INPUT —
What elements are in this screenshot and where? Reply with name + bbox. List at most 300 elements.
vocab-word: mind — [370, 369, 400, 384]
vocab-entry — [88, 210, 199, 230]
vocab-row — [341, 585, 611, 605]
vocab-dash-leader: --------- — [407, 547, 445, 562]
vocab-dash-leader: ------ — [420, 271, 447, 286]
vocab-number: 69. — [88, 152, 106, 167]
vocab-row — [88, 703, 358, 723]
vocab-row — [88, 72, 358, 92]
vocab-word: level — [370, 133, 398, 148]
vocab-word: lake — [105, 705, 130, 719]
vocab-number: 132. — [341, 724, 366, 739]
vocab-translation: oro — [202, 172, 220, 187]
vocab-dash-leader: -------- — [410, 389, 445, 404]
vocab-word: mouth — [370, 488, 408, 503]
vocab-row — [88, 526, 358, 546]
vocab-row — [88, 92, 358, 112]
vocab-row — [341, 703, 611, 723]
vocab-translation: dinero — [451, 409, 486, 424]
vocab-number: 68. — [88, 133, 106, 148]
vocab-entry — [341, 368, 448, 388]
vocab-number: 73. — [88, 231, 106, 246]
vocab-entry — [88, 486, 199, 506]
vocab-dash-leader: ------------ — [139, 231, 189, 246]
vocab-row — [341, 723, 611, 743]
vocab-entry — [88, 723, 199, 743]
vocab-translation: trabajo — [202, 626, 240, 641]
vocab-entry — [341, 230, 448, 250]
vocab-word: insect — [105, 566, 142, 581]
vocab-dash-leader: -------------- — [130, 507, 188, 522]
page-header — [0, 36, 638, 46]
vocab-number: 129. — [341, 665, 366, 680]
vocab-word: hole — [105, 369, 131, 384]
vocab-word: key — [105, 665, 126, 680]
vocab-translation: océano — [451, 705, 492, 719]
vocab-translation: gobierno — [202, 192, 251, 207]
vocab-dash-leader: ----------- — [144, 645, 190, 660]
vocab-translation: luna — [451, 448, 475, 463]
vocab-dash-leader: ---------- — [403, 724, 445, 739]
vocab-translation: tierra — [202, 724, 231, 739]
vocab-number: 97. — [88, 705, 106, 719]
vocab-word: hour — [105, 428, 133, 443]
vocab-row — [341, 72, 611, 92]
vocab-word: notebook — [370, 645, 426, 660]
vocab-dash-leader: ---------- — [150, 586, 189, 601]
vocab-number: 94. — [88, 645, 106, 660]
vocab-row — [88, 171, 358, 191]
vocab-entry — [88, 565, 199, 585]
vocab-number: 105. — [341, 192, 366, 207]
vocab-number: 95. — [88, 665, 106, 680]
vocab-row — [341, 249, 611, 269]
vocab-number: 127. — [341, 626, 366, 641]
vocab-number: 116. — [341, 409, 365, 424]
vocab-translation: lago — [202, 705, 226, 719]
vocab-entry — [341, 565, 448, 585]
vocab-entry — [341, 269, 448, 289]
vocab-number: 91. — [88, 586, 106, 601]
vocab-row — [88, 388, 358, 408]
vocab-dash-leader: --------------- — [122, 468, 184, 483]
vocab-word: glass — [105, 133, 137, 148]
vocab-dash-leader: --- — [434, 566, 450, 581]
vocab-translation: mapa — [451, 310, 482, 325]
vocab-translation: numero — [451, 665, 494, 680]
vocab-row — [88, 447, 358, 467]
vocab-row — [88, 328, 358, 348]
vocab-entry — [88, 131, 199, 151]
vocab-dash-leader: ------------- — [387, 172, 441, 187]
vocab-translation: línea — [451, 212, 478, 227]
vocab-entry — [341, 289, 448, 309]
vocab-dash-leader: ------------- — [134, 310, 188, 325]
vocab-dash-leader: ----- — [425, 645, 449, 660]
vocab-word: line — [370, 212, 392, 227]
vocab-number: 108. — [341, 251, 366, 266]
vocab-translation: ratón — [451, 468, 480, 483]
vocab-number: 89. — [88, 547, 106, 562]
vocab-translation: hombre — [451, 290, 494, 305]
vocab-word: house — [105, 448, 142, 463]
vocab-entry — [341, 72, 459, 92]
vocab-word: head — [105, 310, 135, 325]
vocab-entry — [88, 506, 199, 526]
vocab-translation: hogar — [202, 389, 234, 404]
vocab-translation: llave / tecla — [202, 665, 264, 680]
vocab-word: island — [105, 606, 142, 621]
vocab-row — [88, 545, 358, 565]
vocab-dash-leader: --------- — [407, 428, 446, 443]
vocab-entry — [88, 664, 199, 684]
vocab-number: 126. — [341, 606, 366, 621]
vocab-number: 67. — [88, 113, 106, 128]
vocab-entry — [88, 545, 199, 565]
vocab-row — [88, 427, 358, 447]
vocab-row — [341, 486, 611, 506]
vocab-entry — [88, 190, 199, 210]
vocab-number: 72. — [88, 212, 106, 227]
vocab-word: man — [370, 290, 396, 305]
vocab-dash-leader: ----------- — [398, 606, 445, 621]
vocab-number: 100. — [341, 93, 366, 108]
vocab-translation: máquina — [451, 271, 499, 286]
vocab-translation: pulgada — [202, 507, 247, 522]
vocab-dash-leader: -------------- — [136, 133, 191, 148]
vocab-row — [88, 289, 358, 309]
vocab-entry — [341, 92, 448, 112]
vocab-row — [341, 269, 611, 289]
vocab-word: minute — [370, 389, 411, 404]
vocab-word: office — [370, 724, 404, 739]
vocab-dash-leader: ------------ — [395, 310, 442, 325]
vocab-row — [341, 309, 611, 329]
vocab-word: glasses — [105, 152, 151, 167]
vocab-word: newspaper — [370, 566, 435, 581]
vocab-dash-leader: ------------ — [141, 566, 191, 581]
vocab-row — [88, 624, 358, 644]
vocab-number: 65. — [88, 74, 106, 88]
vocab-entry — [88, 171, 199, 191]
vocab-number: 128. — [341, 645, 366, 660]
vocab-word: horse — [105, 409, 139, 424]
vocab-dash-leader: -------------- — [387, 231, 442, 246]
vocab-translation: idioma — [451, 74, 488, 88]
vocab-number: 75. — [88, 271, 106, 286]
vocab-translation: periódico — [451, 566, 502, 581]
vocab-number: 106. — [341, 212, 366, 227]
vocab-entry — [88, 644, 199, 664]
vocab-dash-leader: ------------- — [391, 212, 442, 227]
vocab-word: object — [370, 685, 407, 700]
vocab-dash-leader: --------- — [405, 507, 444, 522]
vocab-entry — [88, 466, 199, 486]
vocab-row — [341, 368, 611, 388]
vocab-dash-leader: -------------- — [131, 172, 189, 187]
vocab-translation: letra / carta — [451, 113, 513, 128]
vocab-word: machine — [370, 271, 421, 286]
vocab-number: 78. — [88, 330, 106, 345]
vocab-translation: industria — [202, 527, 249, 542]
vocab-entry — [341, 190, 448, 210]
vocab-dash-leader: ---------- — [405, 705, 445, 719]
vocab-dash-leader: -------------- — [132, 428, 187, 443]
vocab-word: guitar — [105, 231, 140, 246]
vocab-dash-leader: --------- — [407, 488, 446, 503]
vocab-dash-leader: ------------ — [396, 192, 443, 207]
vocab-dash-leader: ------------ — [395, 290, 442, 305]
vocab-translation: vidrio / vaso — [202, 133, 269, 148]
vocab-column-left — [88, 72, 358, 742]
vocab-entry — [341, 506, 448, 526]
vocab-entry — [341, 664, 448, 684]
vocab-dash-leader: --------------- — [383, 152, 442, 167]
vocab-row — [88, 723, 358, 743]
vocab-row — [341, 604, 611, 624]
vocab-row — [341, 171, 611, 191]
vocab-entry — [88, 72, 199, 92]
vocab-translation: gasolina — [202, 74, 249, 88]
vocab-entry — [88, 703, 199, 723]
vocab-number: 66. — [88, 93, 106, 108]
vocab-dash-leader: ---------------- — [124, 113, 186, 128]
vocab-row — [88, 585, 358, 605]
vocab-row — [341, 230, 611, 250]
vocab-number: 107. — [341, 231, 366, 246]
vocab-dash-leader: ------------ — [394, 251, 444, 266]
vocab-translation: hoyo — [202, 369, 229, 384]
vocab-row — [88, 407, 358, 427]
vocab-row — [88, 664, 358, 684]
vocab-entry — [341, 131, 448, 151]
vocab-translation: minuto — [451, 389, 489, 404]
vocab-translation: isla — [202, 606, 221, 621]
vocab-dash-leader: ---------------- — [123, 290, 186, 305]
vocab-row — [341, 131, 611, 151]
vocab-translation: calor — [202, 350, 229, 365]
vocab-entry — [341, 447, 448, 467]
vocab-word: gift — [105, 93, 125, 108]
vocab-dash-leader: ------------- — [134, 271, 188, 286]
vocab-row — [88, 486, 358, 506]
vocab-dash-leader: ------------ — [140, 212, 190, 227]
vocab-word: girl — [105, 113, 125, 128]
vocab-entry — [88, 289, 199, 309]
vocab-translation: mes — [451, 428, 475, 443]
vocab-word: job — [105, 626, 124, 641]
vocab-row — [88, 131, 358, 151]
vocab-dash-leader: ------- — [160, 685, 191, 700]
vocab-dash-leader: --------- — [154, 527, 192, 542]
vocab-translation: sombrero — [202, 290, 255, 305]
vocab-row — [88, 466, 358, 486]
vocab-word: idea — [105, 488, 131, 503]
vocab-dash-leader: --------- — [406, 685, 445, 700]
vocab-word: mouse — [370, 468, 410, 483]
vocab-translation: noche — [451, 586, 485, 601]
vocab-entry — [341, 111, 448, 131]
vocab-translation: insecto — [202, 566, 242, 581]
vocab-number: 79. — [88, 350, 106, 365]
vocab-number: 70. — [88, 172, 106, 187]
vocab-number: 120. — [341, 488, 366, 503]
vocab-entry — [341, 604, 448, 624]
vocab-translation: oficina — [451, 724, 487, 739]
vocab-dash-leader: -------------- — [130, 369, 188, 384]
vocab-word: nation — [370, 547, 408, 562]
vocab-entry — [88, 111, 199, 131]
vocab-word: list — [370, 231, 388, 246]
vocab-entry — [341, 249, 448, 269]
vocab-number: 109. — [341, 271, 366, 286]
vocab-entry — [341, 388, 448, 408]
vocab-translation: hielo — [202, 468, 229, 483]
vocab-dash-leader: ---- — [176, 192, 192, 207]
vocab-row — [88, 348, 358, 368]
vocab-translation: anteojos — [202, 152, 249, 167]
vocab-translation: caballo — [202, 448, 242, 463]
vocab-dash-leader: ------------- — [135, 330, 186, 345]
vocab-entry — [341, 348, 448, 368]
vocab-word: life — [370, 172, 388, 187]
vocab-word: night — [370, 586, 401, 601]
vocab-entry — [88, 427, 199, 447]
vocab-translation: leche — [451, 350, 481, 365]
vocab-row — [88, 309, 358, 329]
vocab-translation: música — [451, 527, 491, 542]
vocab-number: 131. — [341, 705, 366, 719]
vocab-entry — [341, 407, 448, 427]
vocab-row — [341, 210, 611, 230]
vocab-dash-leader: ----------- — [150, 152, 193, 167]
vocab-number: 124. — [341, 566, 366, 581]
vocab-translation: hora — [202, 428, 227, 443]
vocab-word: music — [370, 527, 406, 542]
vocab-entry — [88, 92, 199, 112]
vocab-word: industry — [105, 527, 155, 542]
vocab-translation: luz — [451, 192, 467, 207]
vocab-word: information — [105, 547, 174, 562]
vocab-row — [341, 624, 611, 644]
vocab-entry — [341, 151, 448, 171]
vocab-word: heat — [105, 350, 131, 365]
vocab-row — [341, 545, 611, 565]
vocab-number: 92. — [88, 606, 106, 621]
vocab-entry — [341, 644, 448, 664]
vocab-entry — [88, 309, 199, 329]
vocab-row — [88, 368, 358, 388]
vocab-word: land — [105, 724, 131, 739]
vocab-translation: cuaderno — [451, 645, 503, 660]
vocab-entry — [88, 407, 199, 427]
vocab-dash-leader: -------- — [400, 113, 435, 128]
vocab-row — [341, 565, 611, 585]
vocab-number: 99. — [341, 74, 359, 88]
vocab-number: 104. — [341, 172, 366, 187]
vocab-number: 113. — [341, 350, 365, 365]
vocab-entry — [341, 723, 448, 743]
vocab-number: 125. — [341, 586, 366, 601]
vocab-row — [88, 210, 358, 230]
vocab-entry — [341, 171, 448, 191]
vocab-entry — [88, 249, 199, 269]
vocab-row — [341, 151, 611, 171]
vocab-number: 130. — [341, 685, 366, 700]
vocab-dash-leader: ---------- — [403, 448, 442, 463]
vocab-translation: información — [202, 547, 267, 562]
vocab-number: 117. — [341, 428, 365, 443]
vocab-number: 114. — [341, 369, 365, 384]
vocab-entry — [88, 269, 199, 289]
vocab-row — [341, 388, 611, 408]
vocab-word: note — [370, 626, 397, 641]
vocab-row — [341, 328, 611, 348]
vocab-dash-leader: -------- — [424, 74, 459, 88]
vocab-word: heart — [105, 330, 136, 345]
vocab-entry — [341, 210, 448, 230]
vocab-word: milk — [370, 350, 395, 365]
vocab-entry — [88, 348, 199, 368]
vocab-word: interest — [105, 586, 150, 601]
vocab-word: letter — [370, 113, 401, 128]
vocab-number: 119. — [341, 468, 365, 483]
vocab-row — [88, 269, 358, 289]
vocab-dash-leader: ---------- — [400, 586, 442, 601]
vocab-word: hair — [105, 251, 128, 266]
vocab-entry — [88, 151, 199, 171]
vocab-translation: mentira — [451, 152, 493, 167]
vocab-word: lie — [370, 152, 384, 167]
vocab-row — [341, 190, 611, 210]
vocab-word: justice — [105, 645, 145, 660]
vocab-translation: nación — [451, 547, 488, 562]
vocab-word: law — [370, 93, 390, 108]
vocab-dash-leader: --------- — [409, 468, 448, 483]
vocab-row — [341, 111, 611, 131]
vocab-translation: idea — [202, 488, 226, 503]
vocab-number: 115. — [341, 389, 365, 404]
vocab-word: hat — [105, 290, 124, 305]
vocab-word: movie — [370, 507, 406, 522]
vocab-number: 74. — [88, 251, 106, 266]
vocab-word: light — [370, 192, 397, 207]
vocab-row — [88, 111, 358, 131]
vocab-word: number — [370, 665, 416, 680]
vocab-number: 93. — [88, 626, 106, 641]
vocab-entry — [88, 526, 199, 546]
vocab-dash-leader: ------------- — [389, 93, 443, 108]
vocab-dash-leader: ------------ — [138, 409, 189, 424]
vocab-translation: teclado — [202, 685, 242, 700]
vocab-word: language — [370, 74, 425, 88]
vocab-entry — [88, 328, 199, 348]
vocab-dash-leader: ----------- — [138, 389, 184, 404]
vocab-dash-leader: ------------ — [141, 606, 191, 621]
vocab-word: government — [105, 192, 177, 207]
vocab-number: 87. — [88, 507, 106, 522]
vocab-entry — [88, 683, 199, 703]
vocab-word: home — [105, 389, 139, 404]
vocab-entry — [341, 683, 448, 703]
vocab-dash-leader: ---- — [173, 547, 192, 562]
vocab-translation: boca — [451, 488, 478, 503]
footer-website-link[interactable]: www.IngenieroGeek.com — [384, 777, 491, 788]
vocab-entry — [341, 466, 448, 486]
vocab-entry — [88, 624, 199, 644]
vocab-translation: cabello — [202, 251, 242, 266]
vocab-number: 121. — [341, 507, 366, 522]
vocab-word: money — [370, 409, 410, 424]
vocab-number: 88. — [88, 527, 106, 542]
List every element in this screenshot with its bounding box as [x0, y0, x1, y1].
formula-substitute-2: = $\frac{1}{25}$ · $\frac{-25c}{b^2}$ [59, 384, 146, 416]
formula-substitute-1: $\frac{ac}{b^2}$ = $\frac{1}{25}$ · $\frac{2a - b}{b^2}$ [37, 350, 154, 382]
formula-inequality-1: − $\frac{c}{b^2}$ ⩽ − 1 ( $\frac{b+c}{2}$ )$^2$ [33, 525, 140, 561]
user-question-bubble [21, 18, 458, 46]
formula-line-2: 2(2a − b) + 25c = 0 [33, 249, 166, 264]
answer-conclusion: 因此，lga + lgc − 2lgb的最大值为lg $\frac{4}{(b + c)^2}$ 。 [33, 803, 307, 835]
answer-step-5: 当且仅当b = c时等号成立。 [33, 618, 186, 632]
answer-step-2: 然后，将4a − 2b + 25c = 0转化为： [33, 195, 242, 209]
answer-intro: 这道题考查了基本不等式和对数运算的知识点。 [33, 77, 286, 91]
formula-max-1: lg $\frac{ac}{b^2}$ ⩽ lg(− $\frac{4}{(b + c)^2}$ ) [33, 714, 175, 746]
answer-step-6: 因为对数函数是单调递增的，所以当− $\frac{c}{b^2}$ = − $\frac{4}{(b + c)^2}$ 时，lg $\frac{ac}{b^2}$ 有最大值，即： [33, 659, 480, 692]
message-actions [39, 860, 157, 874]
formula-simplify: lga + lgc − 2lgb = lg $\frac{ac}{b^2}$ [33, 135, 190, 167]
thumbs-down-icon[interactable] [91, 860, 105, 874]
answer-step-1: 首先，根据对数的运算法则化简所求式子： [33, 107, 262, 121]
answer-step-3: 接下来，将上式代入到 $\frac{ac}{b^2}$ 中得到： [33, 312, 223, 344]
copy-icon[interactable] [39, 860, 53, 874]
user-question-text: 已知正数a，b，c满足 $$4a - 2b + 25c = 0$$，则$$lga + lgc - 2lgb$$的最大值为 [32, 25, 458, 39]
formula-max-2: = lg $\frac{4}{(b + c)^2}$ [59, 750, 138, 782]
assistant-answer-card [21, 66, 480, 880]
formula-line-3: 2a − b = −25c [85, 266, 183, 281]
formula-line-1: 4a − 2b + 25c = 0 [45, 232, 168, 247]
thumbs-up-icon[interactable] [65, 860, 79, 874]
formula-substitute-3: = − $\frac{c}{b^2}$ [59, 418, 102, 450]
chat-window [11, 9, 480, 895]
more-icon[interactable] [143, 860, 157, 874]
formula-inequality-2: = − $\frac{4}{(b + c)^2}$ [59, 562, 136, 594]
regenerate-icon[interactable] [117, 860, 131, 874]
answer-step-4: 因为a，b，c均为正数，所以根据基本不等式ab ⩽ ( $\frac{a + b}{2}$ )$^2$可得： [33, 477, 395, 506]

AIM OF THE EXERCISE — Format everything from the start of the data down to the line containing "vocab-dash-leader: ------ —" as a Markdown table with the columns Row and Line, numbering each line and skipping blank ones.

RESULT OF THIS TASK —
| Row | Line |
|---|---|
| 1 | What elements are in this screenshot and where? Reply with name + bbox. List at most 300 elements. |
| 2 | vocab-word: mind — [370, 369, 400, 384] |
| 3 | vocab-entry — [88, 210, 199, 230] |
| 4 | vocab-row — [341, 585, 611, 605] |
| 5 | vocab-dash-leader: --------- — [407, 547, 445, 562] |
| 6 | vocab-dash-leader: ------ — [420, 271, 447, 286] |